— Start RECORD LIST —

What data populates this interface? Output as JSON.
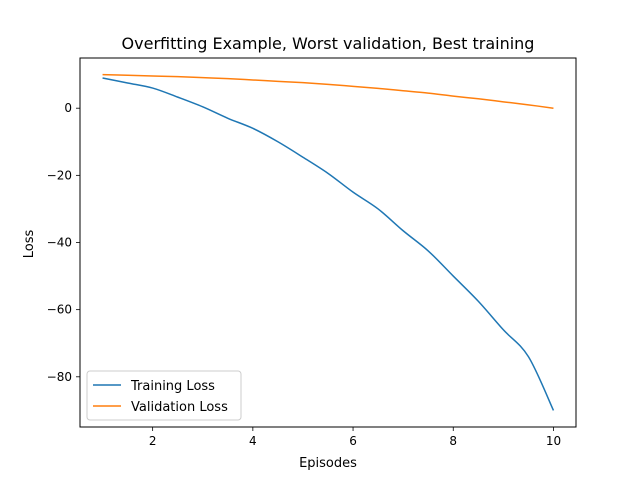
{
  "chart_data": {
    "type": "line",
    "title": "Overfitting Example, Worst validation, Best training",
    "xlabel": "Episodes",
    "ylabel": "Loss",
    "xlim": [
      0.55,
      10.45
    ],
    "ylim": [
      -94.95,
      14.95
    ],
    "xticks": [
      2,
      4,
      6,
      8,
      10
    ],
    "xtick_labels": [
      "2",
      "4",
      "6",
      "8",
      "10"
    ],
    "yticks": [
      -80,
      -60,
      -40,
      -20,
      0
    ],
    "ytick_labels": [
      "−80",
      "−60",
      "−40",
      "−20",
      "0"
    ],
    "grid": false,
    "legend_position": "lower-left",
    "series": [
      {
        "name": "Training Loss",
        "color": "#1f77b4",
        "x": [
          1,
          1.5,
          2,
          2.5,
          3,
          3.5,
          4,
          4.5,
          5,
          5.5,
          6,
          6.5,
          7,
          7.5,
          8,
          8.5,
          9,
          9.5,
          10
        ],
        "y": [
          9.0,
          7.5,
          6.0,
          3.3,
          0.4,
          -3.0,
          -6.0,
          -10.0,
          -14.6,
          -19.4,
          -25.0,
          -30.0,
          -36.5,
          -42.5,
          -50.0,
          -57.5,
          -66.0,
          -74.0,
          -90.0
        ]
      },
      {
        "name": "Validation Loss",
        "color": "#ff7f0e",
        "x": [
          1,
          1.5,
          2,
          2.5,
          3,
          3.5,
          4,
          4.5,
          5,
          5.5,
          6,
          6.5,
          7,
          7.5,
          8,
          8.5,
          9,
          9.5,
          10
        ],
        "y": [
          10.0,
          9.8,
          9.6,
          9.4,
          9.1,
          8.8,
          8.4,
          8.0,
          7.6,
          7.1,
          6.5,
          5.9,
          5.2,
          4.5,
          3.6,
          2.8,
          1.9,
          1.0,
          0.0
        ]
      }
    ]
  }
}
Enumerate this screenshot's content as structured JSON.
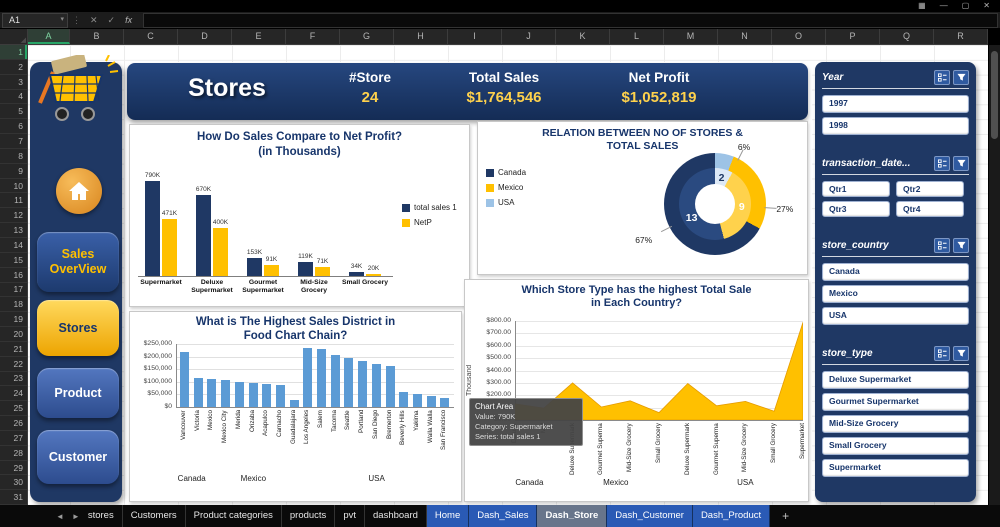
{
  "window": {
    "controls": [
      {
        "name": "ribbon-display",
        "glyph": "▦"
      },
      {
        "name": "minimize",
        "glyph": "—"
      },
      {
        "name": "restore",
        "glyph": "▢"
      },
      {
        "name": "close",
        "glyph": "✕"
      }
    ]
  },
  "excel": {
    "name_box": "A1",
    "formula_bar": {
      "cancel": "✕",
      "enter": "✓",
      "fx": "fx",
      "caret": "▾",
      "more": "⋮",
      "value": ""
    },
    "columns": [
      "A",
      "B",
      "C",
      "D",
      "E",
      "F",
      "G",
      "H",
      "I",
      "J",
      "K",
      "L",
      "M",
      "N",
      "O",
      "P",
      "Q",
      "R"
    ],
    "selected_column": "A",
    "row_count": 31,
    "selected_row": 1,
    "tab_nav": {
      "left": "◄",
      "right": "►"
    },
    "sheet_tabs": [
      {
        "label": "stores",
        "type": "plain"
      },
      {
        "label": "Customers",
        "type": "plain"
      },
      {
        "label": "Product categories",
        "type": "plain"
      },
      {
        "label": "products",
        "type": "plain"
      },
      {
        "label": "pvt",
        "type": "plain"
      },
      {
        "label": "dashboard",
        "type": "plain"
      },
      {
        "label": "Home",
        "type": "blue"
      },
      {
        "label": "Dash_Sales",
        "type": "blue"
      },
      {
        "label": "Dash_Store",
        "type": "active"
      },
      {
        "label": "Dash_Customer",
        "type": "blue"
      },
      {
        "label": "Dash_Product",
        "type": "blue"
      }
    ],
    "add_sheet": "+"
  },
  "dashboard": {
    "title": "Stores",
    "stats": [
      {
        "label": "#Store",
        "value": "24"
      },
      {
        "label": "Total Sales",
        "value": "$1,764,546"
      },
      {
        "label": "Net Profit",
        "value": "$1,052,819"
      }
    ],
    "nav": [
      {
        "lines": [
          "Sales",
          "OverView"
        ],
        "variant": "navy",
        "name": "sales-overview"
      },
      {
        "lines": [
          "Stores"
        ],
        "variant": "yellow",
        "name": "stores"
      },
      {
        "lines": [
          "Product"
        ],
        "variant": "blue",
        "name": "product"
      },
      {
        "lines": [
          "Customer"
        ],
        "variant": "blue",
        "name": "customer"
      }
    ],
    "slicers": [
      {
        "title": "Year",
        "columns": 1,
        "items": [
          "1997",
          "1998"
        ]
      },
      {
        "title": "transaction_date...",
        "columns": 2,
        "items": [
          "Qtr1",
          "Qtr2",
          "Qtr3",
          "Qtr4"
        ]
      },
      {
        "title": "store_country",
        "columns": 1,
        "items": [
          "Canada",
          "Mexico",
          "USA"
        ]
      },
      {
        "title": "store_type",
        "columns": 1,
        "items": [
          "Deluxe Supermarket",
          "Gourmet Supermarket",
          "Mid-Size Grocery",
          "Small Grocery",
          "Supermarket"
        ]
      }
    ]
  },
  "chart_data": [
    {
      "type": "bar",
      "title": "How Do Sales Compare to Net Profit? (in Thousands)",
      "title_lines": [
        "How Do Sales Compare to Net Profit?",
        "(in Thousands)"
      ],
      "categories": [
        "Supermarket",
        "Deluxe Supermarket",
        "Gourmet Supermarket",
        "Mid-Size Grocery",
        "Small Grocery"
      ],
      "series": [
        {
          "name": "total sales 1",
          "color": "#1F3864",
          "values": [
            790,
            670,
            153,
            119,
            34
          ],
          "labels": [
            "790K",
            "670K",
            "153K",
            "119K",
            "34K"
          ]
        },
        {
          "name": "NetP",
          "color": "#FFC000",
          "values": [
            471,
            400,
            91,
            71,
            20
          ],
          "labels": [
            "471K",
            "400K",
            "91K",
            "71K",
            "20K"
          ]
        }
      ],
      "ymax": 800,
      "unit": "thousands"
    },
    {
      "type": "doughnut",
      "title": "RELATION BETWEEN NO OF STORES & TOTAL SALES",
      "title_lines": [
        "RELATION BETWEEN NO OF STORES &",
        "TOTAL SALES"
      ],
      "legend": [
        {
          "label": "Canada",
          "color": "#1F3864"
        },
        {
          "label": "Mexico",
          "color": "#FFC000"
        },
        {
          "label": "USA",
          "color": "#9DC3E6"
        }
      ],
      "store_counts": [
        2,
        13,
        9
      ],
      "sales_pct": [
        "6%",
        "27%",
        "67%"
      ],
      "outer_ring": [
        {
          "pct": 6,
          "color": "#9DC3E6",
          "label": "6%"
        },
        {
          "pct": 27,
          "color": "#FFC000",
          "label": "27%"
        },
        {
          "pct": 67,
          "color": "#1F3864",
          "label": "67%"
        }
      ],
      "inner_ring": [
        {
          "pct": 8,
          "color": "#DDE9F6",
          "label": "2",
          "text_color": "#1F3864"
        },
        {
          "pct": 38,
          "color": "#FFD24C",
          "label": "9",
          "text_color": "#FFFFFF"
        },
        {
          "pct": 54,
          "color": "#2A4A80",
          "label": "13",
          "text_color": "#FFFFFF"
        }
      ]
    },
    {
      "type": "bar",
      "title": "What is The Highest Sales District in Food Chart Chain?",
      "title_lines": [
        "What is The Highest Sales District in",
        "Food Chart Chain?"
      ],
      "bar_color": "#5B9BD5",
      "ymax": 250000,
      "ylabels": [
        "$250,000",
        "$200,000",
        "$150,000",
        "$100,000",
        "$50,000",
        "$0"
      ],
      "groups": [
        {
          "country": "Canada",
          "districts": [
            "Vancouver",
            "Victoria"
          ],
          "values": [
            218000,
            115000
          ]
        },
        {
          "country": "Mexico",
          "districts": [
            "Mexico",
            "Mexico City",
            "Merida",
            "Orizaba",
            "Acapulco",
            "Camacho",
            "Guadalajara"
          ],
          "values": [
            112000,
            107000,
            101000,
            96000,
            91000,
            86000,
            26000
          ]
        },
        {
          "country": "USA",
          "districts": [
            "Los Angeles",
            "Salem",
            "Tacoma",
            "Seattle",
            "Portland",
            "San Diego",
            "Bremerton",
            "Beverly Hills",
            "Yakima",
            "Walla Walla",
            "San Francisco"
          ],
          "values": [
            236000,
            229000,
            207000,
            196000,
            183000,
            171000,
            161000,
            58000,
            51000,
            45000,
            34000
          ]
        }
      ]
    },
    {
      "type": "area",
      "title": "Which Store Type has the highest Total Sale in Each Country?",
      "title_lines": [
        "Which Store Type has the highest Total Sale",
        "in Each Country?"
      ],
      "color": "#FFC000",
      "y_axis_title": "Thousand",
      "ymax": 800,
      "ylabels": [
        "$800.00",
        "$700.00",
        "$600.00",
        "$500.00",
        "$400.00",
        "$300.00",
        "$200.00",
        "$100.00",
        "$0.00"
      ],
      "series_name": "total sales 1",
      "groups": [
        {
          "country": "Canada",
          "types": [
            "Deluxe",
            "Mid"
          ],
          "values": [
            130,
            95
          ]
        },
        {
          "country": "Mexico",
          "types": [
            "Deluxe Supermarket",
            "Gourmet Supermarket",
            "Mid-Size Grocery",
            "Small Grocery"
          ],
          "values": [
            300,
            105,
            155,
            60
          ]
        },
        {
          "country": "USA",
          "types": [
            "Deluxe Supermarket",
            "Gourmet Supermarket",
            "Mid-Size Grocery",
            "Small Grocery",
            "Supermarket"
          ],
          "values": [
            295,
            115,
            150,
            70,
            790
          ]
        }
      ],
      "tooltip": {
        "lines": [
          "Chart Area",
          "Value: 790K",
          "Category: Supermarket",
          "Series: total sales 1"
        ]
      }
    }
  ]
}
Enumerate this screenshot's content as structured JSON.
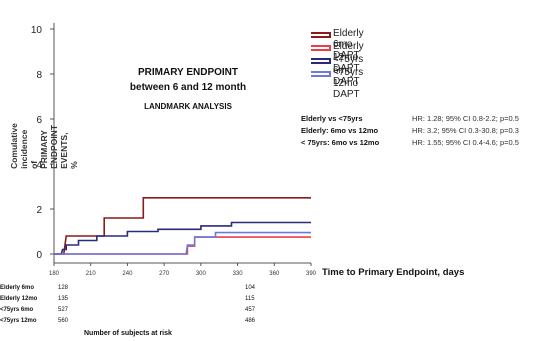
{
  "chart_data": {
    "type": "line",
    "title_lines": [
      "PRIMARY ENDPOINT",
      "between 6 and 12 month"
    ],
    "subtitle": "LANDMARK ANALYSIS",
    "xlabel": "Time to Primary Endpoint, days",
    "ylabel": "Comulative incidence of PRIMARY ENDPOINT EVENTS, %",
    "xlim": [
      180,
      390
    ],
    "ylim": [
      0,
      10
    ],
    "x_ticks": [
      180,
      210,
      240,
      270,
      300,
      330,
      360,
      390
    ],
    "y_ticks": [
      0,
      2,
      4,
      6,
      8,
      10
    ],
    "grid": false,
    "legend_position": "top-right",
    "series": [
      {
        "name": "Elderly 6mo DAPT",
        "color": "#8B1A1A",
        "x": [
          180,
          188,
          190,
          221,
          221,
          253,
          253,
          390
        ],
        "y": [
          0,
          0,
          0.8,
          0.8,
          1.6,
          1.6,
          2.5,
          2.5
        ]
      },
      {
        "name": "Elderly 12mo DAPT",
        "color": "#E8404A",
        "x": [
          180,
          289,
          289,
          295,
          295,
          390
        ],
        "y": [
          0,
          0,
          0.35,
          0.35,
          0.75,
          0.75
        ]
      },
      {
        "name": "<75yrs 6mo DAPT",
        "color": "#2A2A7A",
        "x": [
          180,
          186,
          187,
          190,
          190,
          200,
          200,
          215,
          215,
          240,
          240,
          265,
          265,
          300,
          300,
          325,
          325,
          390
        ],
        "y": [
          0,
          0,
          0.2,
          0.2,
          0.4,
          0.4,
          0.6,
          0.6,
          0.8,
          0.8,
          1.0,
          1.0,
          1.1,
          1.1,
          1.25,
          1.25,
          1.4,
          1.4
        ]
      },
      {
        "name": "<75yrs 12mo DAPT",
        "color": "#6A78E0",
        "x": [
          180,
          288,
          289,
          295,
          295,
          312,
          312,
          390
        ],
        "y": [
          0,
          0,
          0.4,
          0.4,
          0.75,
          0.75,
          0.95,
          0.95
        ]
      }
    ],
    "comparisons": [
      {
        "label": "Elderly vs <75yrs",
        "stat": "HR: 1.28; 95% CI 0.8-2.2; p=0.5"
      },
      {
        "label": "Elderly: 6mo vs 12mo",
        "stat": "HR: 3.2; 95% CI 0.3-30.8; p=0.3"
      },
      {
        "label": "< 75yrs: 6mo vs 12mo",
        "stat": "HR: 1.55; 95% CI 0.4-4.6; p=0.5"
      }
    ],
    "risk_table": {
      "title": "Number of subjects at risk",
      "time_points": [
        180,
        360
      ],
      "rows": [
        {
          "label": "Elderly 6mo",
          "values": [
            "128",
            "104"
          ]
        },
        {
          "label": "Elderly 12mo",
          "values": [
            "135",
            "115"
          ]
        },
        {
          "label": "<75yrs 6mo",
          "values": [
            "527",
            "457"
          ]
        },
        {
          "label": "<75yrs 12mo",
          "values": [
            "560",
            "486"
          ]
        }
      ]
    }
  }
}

— End RECORD LIST —

### INSTRUCTIONS FOR THE TASK
Give the count of lines holding the word "categories", with no other words.

### THE OUTPUT
2